» **WHAT THE TASK REQUIRES**
Gather each line in the entries that includes the string "thun".

» **DATASET CONTENT**
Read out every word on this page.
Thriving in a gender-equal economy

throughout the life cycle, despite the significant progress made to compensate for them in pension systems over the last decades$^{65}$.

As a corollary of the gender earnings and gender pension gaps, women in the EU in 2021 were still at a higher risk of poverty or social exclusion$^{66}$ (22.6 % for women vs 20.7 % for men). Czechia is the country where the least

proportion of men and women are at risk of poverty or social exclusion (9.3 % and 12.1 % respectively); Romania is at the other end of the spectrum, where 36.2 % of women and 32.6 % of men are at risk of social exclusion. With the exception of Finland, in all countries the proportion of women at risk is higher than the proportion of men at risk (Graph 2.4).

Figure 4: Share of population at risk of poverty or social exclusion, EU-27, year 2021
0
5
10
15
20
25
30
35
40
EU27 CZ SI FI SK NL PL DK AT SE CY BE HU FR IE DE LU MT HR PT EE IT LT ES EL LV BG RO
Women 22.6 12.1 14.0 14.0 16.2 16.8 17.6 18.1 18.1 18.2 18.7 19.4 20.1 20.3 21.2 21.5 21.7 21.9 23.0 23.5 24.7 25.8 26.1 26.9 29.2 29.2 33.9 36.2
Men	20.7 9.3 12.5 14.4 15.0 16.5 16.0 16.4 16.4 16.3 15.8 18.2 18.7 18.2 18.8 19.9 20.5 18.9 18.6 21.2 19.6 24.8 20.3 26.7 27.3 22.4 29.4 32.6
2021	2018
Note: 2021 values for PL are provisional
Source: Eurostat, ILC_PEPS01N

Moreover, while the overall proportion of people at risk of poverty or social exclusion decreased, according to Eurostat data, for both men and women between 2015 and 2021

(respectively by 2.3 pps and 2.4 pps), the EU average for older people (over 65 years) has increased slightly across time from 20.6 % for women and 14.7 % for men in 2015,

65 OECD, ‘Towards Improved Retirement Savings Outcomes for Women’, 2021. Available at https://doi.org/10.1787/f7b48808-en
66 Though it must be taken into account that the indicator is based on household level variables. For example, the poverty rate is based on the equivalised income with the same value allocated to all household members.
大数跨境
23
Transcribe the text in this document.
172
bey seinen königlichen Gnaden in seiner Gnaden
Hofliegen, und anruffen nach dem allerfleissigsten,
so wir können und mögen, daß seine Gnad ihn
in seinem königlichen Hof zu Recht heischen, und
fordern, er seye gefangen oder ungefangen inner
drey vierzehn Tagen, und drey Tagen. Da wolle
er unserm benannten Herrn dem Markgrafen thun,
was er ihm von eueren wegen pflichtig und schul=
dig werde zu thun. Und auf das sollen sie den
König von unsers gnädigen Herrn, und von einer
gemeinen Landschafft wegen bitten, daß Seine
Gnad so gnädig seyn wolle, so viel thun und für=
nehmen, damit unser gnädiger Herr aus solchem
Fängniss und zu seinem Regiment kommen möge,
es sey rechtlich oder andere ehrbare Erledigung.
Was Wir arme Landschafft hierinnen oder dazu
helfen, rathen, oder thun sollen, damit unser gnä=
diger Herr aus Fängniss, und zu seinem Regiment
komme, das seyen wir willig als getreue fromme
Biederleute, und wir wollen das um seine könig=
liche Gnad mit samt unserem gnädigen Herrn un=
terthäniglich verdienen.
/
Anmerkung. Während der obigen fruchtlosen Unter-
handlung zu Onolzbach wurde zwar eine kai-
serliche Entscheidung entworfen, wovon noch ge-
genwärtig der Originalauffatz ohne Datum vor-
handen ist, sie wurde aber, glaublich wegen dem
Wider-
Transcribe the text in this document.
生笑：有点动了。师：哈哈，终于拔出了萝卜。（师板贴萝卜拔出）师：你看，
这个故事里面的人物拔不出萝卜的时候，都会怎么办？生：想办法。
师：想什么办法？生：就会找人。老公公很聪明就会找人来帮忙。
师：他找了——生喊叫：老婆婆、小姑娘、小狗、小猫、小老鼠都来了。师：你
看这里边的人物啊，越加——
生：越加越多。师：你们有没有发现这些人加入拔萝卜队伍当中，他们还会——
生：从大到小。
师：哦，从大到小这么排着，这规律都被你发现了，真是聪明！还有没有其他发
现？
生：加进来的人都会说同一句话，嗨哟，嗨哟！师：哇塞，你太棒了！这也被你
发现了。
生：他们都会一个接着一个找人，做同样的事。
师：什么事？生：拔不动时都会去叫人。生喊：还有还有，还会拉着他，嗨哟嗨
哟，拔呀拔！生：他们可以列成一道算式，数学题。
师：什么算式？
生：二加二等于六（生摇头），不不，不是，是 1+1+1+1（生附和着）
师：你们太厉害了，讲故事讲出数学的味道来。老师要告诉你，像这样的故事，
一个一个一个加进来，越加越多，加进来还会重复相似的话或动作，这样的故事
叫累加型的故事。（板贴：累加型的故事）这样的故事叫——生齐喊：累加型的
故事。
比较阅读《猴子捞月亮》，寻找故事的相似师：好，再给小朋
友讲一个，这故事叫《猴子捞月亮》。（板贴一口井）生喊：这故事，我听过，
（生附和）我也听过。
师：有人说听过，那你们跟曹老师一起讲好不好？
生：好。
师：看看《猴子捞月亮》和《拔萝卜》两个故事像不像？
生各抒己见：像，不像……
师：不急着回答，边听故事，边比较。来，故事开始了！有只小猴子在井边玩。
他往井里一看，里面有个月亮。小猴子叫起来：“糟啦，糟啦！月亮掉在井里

» **RESPONSE BELOW**
er unserm benannten Herrn dem Markgrafen thun,
dig werde zu thun. Und auf das sollen sie den
Gnad so gnädig seyn wolle, so viel thun und für=
helfen, rathen, oder thun sollen, damit unser gnä=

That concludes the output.